**TASK DETAILS:** Report each line of the entries that contains the word "Maynard", copied in full.

**AVAILABLE RECORDS:**
--------------------

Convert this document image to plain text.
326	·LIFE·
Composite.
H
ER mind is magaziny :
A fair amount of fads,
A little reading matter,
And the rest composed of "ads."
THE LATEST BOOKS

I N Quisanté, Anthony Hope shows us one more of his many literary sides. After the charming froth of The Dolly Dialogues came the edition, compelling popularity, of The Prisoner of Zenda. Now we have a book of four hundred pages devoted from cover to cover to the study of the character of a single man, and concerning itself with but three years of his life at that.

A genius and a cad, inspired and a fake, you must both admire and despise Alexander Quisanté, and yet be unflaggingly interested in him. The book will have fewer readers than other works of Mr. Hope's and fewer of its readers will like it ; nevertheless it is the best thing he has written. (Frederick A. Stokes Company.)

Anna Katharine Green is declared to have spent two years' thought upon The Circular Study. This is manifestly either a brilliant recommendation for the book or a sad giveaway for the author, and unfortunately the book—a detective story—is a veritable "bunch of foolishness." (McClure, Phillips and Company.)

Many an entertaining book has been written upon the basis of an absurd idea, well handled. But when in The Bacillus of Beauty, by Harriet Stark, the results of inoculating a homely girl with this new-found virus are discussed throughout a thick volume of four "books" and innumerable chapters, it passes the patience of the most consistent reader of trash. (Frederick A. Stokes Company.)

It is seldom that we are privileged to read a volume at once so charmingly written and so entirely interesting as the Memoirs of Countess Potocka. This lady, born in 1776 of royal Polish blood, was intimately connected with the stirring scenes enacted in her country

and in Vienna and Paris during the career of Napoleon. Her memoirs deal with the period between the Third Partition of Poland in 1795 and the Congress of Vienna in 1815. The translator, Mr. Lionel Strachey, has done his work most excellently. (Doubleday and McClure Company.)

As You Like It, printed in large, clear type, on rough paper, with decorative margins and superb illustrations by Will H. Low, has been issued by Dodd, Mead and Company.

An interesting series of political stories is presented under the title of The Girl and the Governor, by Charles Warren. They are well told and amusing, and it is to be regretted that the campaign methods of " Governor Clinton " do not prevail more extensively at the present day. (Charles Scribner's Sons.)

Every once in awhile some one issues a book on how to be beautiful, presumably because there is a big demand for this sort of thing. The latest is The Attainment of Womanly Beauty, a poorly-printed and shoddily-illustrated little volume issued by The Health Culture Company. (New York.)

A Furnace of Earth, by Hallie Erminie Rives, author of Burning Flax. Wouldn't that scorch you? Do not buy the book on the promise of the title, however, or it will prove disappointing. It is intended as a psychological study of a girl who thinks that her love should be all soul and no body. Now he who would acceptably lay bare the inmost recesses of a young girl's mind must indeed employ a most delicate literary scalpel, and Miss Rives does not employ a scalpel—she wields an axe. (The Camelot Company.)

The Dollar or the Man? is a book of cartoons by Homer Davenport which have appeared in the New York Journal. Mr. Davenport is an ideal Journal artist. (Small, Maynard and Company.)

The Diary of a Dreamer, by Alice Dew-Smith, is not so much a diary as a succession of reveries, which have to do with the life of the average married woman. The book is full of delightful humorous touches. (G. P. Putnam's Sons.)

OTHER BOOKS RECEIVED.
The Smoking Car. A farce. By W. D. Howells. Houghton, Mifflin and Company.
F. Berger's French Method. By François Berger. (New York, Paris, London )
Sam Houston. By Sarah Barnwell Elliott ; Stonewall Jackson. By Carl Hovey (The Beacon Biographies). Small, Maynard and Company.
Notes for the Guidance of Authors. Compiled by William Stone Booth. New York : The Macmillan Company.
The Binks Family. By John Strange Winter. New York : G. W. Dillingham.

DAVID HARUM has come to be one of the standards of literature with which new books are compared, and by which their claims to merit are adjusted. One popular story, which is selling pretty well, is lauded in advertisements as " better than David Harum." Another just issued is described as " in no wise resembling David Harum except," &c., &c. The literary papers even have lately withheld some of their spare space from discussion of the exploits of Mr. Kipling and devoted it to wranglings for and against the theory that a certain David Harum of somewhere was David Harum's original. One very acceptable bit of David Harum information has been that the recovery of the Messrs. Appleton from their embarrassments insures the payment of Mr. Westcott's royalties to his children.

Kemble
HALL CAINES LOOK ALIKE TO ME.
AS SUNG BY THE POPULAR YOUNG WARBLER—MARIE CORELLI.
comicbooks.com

--------------------

**ANSWER:**
The Dollar or the Man? is a book of cartoons by Homer Davenport which have appeared in the New York Journal. Mr. Davenport is an ideal Journal artist. (Small, Maynard and Company.)
Sam Houston. By Sarah Barnwell Elliott ; Stonewall Jackson. By Carl Hovey (The Beacon Biographies). Small, Maynard and Company.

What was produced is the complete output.